• _Written problem_: Quote the listing below in full and exactly as written, but omit every picture.
* begin Input rows *
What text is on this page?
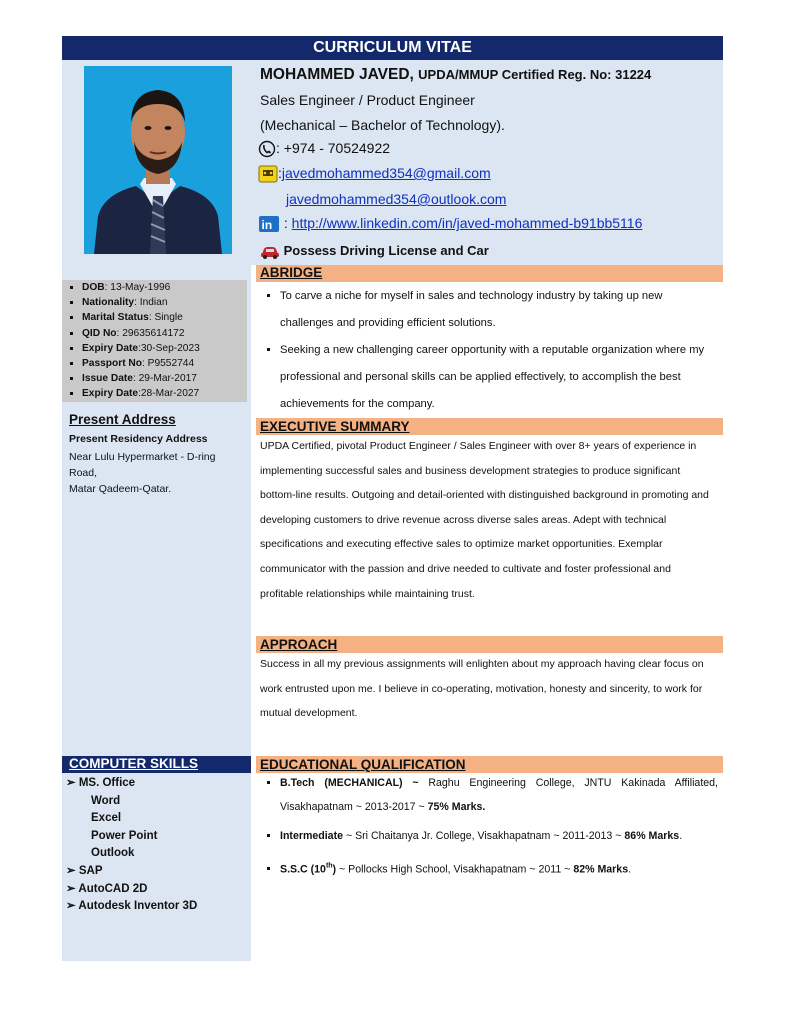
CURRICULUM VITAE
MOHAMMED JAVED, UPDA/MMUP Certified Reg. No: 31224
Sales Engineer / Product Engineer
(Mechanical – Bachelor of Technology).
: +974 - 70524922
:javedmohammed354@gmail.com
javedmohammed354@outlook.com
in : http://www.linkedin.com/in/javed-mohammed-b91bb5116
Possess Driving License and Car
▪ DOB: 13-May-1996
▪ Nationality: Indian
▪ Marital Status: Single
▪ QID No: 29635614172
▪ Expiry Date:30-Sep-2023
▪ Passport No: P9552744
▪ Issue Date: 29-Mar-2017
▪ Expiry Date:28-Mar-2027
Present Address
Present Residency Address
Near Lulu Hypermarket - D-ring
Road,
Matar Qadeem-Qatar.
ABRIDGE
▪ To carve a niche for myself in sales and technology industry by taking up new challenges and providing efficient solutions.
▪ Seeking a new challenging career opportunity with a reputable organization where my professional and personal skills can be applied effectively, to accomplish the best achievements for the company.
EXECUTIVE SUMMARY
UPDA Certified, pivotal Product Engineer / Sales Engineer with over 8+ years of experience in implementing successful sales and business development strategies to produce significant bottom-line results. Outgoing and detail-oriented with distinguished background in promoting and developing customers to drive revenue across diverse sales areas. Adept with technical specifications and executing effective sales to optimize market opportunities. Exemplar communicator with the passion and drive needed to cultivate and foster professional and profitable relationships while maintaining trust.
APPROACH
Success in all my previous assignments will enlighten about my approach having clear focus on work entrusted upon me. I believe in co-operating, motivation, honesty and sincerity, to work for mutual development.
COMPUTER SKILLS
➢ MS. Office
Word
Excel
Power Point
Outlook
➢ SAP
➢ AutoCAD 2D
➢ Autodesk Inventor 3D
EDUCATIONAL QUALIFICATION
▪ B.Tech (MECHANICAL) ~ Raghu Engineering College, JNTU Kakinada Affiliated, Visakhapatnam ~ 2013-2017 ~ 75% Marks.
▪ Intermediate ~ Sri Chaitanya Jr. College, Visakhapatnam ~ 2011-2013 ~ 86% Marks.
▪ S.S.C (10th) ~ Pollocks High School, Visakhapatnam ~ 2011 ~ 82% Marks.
* end Input rows *
• _Complete response_:
What text is on this page?
CURRICULUM VITAE
MOHAMMED JAVED, UPDA/MMUP Certified Reg. No: 31224
Sales Engineer / Product Engineer
(Mechanical – Bachelor of Technology).
: +974 - 70524922
:javedmohammed354@gmail.com
javedmohammed354@outlook.com
in : http://www.linkedin.com/in/javed-mohammed-b91bb5116
Possess Driving License and Car
▪ DOB: 13-May-1996
▪ Nationality: Indian
▪ Marital Status: Single
▪ QID No: 29635614172
▪ Expiry Date:30-Sep-2023
▪ Passport No: P9552744
▪ Issue Date: 29-Mar-2017
▪ Expiry Date:28-Mar-2027
Present Address
Present Residency Address
Near Lulu Hypermarket - D-ring
Road,
Matar Qadeem-Qatar.
ABRIDGE
▪ To carve a niche for myself in sales and technology industry by taking up new challenges and providing efficient solutions.
▪ Seeking a new challenging career opportunity with a reputable organization where my professional and personal skills can be applied effectively, to accomplish the best achievements for the company.
EXECUTIVE SUMMARY
UPDA Certified, pivotal Product Engineer / Sales Engineer with over 8+ years of experience in implementing successful sales and business development strategies to produce significant bottom-line results. Outgoing and detail-oriented with distinguished background in promoting and developing customers to drive revenue across diverse sales areas. Adept with technical specifications and executing effective sales to optimize market opportunities. Exemplar communicator with the passion and drive needed to cultivate and foster professional and profitable relationships while maintaining trust.
APPROACH
Success in all my previous assignments will enlighten about my approach having clear focus on work entrusted upon me. I believe in co-operating, motivation, honesty and sincerity, to work for mutual development.
COMPUTER SKILLS
➢ MS. Office
Word
Excel
Power Point
Outlook
➢ SAP
➢ AutoCAD 2D
➢ Autodesk Inventor 3D
EDUCATIONAL QUALIFICATION
▪ B.Tech (MECHANICAL) ~ Raghu Engineering College, JNTU Kakinada Affiliated, Visakhapatnam ~ 2013-2017 ~ 75% Marks.
▪ Intermediate ~ Sri Chaitanya Jr. College, Visakhapatnam ~ 2011-2013 ~ 86% Marks.
▪ S.S.C (10th) ~ Pollocks High School, Visakhapatnam ~ 2011 ~ 82% Marks.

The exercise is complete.